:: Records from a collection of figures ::
::::::::::

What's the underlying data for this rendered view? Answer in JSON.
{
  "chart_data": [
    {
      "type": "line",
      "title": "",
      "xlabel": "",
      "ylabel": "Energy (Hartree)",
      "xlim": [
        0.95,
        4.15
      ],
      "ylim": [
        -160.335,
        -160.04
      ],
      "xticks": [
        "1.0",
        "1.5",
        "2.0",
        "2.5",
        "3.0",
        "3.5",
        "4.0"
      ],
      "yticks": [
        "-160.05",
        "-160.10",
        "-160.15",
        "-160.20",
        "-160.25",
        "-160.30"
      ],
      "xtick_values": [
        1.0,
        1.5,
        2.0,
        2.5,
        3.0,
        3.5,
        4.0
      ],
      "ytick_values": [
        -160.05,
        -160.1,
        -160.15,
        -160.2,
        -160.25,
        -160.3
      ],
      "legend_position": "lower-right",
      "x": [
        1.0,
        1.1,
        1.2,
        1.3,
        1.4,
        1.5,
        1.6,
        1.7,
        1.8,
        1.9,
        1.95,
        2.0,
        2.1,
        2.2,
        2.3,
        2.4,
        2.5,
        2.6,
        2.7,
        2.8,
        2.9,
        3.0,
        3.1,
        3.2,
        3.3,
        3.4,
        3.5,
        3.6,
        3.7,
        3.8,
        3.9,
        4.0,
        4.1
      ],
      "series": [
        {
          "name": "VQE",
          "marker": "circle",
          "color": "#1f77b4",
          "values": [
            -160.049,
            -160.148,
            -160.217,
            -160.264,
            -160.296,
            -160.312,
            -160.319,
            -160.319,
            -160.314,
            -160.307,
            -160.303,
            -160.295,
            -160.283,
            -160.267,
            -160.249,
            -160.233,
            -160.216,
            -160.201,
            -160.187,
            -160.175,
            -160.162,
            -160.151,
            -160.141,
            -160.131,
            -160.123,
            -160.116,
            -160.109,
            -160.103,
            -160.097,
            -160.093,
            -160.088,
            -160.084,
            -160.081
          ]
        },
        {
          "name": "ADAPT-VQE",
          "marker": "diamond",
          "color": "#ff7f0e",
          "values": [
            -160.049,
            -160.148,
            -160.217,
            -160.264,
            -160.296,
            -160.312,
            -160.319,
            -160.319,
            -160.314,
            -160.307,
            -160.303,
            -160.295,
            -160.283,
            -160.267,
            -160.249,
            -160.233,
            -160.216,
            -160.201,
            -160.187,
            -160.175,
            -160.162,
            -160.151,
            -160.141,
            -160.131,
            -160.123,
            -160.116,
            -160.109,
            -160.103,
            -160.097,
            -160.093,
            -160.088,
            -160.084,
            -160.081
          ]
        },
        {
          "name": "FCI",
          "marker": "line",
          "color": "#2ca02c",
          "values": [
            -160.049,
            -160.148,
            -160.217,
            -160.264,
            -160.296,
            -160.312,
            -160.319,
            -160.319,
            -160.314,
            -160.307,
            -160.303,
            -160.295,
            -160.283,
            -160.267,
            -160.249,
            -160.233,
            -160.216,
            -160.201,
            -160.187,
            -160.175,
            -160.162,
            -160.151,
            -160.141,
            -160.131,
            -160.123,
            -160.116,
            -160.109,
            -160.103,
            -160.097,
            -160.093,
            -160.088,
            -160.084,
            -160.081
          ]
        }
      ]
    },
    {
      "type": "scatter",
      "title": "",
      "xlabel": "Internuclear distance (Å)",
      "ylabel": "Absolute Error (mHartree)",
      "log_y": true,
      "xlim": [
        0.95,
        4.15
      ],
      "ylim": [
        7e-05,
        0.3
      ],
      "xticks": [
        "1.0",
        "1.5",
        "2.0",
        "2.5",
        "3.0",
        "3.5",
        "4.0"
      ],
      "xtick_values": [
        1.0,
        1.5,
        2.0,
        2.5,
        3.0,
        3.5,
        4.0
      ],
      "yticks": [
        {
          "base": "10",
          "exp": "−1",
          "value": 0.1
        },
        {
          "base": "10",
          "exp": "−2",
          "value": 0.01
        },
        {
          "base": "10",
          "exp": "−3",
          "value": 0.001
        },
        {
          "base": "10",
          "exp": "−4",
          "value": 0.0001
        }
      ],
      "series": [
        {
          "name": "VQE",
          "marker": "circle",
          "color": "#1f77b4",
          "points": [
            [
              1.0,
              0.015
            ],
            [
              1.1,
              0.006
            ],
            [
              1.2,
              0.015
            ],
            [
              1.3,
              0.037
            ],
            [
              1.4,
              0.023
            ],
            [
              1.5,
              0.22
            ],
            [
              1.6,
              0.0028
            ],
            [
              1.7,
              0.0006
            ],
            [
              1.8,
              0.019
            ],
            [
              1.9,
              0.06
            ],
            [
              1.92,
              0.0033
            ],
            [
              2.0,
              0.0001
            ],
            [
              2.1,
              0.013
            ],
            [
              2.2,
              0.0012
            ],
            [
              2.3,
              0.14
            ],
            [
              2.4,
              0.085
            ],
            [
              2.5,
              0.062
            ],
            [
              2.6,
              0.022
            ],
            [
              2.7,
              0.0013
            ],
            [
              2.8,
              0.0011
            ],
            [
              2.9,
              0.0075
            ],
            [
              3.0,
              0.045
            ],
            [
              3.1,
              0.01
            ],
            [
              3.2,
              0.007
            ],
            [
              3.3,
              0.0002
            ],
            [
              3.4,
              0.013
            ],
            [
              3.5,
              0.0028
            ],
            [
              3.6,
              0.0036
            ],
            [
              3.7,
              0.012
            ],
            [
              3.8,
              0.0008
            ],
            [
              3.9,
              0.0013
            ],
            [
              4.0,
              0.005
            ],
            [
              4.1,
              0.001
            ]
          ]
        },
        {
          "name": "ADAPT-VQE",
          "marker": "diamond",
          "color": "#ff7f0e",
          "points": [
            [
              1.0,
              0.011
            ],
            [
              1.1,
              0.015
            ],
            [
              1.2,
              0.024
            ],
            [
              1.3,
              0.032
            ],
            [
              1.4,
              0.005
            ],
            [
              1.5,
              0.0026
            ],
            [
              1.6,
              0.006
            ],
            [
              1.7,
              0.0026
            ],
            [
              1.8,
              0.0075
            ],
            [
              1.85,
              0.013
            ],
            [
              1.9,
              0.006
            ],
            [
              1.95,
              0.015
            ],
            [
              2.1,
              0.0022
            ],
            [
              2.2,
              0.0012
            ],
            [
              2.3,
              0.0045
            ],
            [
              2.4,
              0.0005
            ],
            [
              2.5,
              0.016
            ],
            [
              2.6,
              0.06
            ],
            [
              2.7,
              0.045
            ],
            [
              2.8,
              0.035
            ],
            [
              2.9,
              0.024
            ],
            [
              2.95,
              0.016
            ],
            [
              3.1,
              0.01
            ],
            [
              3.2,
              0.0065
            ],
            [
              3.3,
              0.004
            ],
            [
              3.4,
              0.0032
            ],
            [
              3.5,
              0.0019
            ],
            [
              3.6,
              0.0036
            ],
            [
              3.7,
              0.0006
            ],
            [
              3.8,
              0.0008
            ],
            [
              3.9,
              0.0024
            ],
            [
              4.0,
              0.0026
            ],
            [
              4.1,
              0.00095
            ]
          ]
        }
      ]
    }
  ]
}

::::::::::

:: THE EXERCISE ::
Only lines with the word "xlabel" are wanted, so copy each one from the records.

:: PROBLEM SOLUTION ::
      "xlabel": "",
      "xlabel": "Internuclear distance (Å)",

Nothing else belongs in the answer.